[YOUR TASK]
Scan the data below for the string "size". Show every line where it turns up.

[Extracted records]
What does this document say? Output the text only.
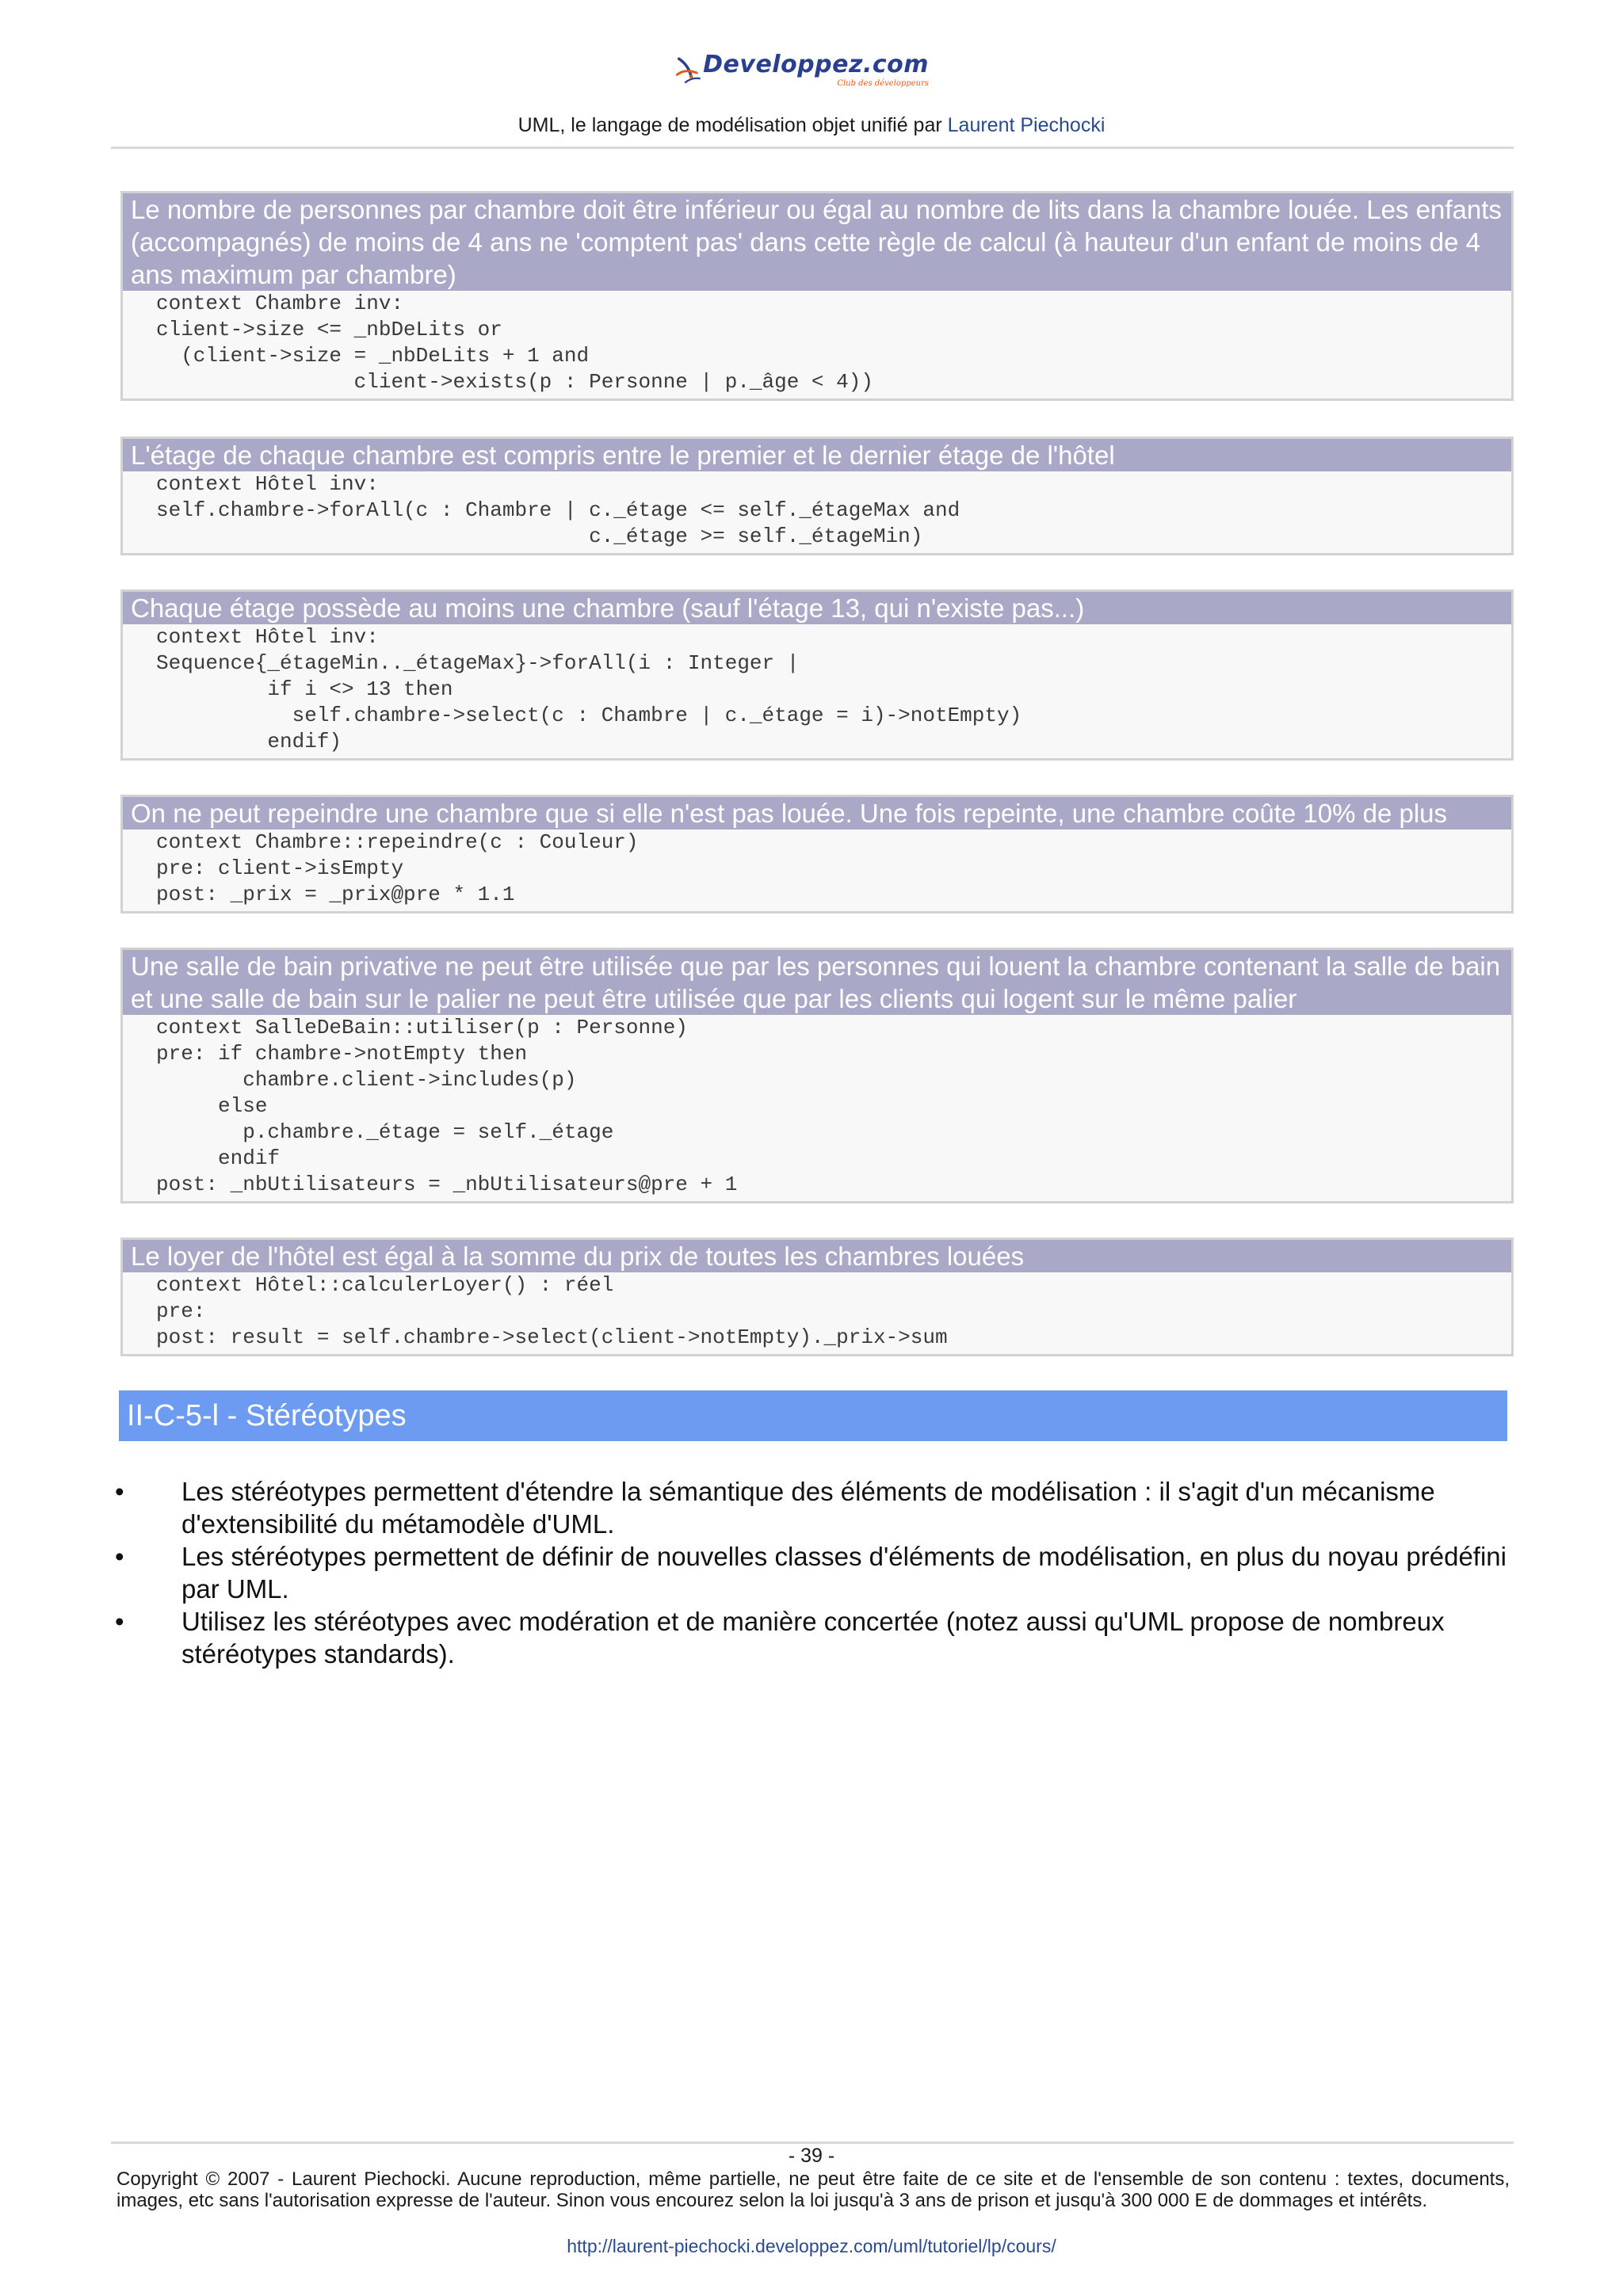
Developpez.com
Club des développeurs
UML, le langage de modélisation objet unifié par Laurent Piechocki
Le nombre de personnes par chambre doit être inférieur ou égal au nombre de lits dans la chambre louée. Les enfants (accompagnés) de moins de 4 ans ne 'comptent pas' dans cette règle de calcul (à hauteur d'un enfant de moins de 4 ans maximum par chambre)
context Chambre inv:
client->size <= _nbDeLits or
(client->size = _nbDeLits + 1 and
client->exists(p : Personne | p._âge < 4))
L'étage de chaque chambre est compris entre le premier et le dernier étage de l'hôtel
context Hôtel inv:
self.chambre->forAll(c : Chambre | c._étage <= self._étageMax and
c._étage >= self._étageMin)
Chaque étage possède au moins une chambre (sauf l'étage 13, qui n'existe pas...)
context Hôtel inv:
Sequence{_étageMin.._étageMax}->forAll(i : Integer |
if i <> 13 then
self.chambre->select(c : Chambre | c._étage = i)->notEmpty)
endif)
On ne peut repeindre une chambre que si elle n'est pas louée. Une fois repeinte, une chambre coûte 10% de plus
context Chambre::repeindre(c : Couleur)
pre: client->isEmpty
post: _prix = _prix@pre * 1.1
Une salle de bain privative ne peut être utilisée que par les personnes qui louent la chambre contenant la salle de bain et une salle de bain sur le palier ne peut être utilisée que par les clients qui logent sur le même palier
context SalleDeBain::utiliser(p : Personne)
pre: if chambre->notEmpty then
chambre.client->includes(p)
else
p.chambre._étage = self._étage
endif
post: _nbUtilisateurs = _nbUtilisateurs@pre + 1
Le loyer de l'hôtel est égal à la somme du prix de toutes les chambres louées
context Hôtel::calculerLoyer() : réel
pre:
post: result = self.chambre->select(client->notEmpty)._prix->sum
II-C-5-l - Stéréotypes
• Les stéréotypes permettent d'étendre la sémantique des éléments de modélisation : il s'agit d'un mécanisme d'extensibilité du métamodèle d'UML.
• Les stéréotypes permettent de définir de nouvelles classes d'éléments de modélisation, en plus du noyau prédéfini par UML.
• Utilisez les stéréotypes avec modération et de manière concertée (notez aussi qu'UML propose de nombreux stéréotypes standards).
- 39 -
Copyright © 2007 - Laurent Piechocki. Aucune reproduction, même partielle, ne peut être faite de ce site et de l'ensemble de son contenu : textes, documents, images, etc sans l'autorisation expresse de l'auteur. Sinon vous encourez selon la loi jusqu'à 3 ans de prison et jusqu'à 300 000 E de dommages et intérêts.
http://laurent-piechocki.developpez.com/uml/tutoriel/lp/cours/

[SOLUTION TO THIS PROBLEM]
client->size <= _nbDeLits or
(client->size = _nbDeLits + 1 and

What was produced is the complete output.